# Stated problem
Find the lines containing the word "Агачь" and copy every one of them.

# Data for this task
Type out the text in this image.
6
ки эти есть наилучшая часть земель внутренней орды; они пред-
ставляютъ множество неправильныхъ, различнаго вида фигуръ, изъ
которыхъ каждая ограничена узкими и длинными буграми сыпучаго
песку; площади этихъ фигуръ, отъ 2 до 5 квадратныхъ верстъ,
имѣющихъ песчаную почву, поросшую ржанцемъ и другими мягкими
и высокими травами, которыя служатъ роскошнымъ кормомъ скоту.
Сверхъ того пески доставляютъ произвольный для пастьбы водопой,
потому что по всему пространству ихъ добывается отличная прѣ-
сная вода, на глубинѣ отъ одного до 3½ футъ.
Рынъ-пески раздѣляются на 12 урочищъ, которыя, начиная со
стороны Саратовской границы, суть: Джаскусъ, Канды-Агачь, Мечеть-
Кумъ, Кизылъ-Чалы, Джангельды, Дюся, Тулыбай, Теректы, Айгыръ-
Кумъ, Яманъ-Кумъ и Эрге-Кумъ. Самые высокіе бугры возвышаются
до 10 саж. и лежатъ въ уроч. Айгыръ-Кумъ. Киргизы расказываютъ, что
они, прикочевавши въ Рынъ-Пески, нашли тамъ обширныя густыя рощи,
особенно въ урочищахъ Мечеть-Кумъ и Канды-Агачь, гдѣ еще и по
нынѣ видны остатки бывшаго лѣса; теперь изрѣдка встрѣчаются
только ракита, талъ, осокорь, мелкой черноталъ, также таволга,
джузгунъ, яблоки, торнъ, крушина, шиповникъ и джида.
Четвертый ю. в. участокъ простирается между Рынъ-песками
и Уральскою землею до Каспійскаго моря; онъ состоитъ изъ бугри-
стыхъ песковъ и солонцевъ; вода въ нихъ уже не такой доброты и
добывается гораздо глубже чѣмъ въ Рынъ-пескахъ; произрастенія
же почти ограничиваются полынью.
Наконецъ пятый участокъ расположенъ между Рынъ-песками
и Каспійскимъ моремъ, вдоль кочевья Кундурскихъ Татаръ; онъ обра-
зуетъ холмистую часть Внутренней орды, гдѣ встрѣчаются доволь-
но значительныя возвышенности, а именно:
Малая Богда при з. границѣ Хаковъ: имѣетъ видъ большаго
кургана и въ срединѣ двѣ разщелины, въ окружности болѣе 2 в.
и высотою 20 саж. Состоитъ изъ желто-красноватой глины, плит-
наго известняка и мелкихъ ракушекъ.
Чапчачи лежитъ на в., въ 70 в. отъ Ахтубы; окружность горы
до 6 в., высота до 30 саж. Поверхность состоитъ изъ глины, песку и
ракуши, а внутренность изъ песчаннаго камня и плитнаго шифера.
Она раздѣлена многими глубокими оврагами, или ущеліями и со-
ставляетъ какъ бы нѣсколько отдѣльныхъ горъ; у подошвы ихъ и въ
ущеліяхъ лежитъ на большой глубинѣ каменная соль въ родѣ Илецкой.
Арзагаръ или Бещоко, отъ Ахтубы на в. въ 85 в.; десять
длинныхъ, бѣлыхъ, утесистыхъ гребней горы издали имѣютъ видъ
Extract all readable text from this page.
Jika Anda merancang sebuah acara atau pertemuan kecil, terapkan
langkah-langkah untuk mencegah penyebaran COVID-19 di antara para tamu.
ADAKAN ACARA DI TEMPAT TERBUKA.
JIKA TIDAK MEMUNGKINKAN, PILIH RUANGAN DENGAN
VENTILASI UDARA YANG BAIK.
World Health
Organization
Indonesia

# Final result
стороны Саратовской границы, суть: Джаскусъ, Канды-Агачь, Мечеть-
особенно въ урочищахъ Мечеть-Кумъ и Канды-Агачь, гдѣ еще и по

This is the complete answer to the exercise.